▶ [WORK TO DO]
Copy each record exactly as it reads, leaving out any pictures it holds.

▶ [RECORDS SHOWN]
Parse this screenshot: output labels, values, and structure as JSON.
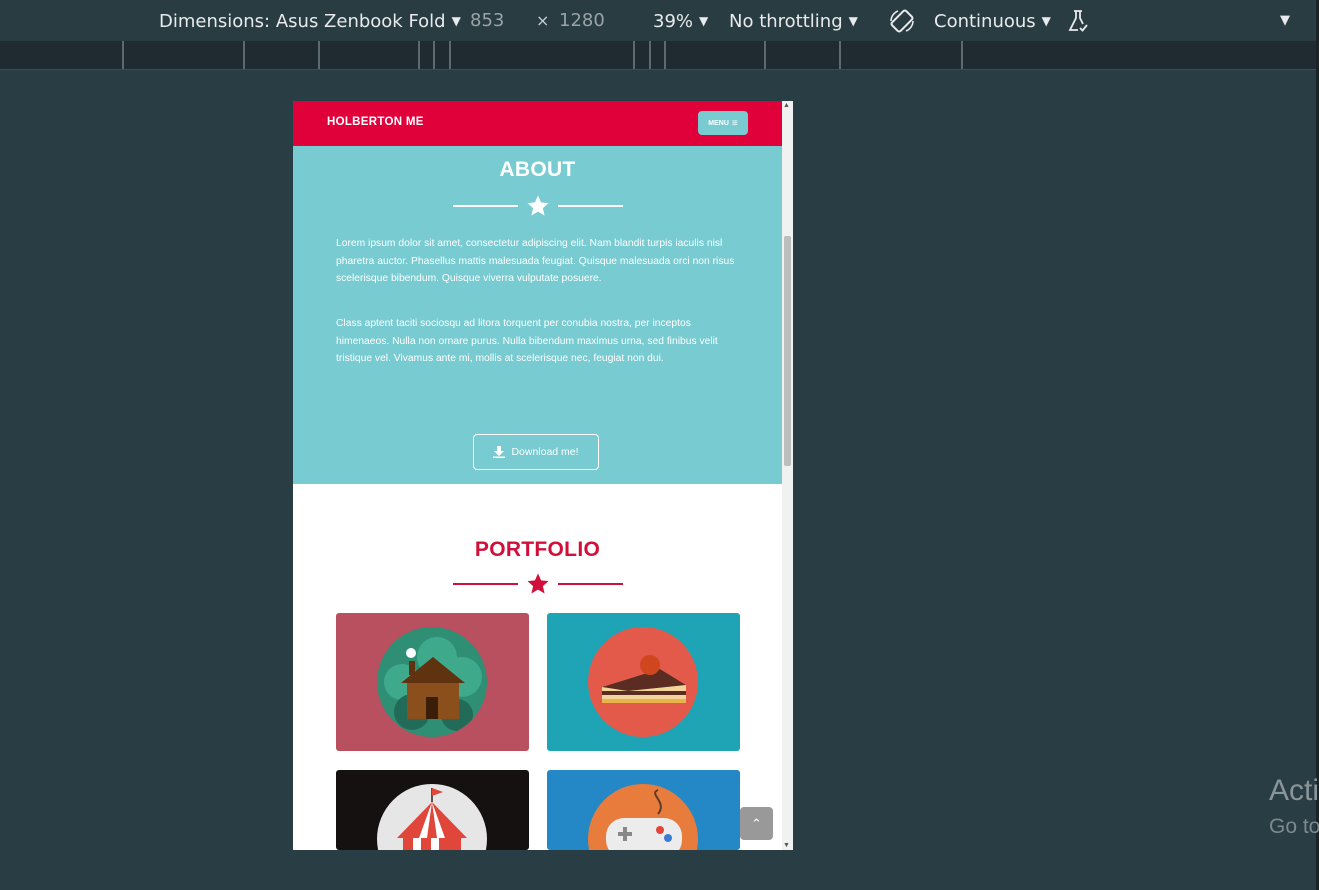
{
  "devtools": {
    "dimensions_label": "Dimensions: Asus Zenbook Fold",
    "width_value": "853",
    "times_symbol": "×",
    "height_value": "1280",
    "zoom": "39%",
    "throttling": "No throttling",
    "mode": "Continuous",
    "caret": "▼"
  },
  "site": {
    "brand": "HOLBERTON ME",
    "menu_label": "MENU",
    "menu_glyph": "≡",
    "about": {
      "title": "ABOUT",
      "paragraphs": [
        "Lorem ipsum dolor sit amet, consectetur adipiscing elit. Nam blandit turpis iaculis nisl pharetra auctor. Phasellus mattis malesuada feugiat. Quisque malesuada orci non risus scelerisque bibendum. Quisque viverra vulputate posuere.",
        "Class aptent taciti sociosqu ad litora torquent per conubia nostra, per inceptos himenaeos. Nulla non ornare purus. Nulla bibendum maximus urna, sed finibus velit tristique vel. Vivamus ante mi, mollis at scelerisque nec, feugiat non dui."
      ],
      "download_label": "Download me!"
    },
    "portfolio": {
      "title": "PORTFOLIO",
      "tiles": [
        {
          "name": "cabin",
          "bg": "#b9505f",
          "circle": "#2e8f75"
        },
        {
          "name": "cake",
          "bg": "#1fa4b5",
          "circle": "#e35a4b"
        },
        {
          "name": "circus",
          "bg": "#161111",
          "circle": "#e6e6e6"
        },
        {
          "name": "game-controller",
          "bg": "#2388c5",
          "circle": "#e77c3c"
        }
      ]
    },
    "back_to_top_glyph": "⌃"
  },
  "colors": {
    "nav": "#e0003a",
    "about_bg": "#77cbd1",
    "accent_red": "#d0103a"
  },
  "watermark": {
    "line1": "Acti",
    "line2": "Go to"
  }
}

▶ [EXERCISE RESPONSE]
Parse this screenshot: output labels, values, and structure as JSON.
{
  "devtools": {
    "dimensions_label": "Dimensions: Asus Zenbook Fold",
    "width_value": "853",
    "times_symbol": "×",
    "height_value": "1280",
    "zoom": "39%",
    "throttling": "No throttling",
    "mode": "Continuous",
    "caret": "▼"
  },
  "site": {
    "brand": "HOLBERTON ME",
    "menu_label": "MENU",
    "menu_glyph": "≡",
    "about": {
      "title": "ABOUT",
      "paragraphs": [
        "Lorem ipsum dolor sit amet, consectetur adipiscing elit. Nam blandit turpis iaculis nisl pharetra auctor. Phasellus mattis malesuada feugiat. Quisque malesuada orci non risus scelerisque bibendum. Quisque viverra vulputate posuere.",
        "Class aptent taciti sociosqu ad litora torquent per conubia nostra, per inceptos himenaeos. Nulla non ornare purus. Nulla bibendum maximus urna, sed finibus velit tristique vel. Vivamus ante mi, mollis at scelerisque nec, feugiat non dui."
      ],
      "download_label": "Download me!"
    },
    "portfolio": {
      "title": "PORTFOLIO",
      "tiles": [
        {
          "name": "cabin",
          "bg": "#b9505f",
          "circle": "#2e8f75"
        },
        {
          "name": "cake",
          "bg": "#1fa4b5",
          "circle": "#e35a4b"
        },
        {
          "name": "circus",
          "bg": "#161111",
          "circle": "#e6e6e6"
        },
        {
          "name": "game-controller",
          "bg": "#2388c5",
          "circle": "#e77c3c"
        }
      ]
    },
    "back_to_top_glyph": "⌃"
  },
  "colors": {
    "nav": "#e0003a",
    "about_bg": "#77cbd1",
    "accent_red": "#d0103a"
  },
  "watermark": {
    "line1": "Acti",
    "line2": "Go to"
  }
}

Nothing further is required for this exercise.